» Instruction
The entries that follow should be written out exactly.

--- --- ---

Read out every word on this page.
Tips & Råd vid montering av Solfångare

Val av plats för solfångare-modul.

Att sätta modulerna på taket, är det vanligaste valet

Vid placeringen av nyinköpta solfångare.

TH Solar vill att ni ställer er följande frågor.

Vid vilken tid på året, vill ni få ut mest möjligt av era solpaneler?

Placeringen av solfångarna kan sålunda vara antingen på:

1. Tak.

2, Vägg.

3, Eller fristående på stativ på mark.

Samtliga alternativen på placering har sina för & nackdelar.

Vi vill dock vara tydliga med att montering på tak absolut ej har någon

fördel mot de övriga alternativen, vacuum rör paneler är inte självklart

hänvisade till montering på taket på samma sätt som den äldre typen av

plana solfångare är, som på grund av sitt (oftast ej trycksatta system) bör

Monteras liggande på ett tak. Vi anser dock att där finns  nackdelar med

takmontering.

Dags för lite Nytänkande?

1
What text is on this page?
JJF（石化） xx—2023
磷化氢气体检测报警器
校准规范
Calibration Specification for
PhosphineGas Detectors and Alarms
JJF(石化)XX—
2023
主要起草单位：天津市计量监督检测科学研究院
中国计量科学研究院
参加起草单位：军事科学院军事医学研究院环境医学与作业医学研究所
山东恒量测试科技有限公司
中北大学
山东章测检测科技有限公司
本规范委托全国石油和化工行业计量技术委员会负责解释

--- --- ---

» Result for this exercise
Read out every word on this page.
Tips & Råd vid montering av Solfångare

Val av plats för solfångare-modul.

Att sätta modulerna på taket, är det vanligaste valet

Vid placeringen av nyinköpta solfångare.

TH Solar vill att ni ställer er följande frågor.

Vid vilken tid på året, vill ni få ut mest möjligt av era solpaneler?

Placeringen av solfångarna kan sålunda vara antingen på:

1. Tak.

2, Vägg.

3, Eller fristående på stativ på mark.

Samtliga alternativen på placering har sina för & nackdelar.

Vi vill dock vara tydliga med att montering på tak absolut ej har någon

fördel mot de övriga alternativen, vacuum rör paneler är inte självklart

hänvisade till montering på taket på samma sätt som den äldre typen av

plana solfångare är, som på grund av sitt (oftast ej trycksatta system) bör

Monteras liggande på ett tak. Vi anser dock att där finns  nackdelar med

takmontering.

Dags för lite Nytänkande?

1
What text is on this page?
JJF（石化） xx—2023
磷化氢气体检测报警器
校准规范
Calibration Specification for
PhosphineGas Detectors and Alarms
JJF(石化)XX—
2023
主要起草单位：天津市计量监督检测科学研究院
中国计量科学研究院
参加起草单位：军事科学院军事医学研究院环境医学与作业医学研究所
山东恒量测试科技有限公司
中北大学
山东章测检测科技有限公司
本规范委托全国石油和化工行业计量技术委员会负责解释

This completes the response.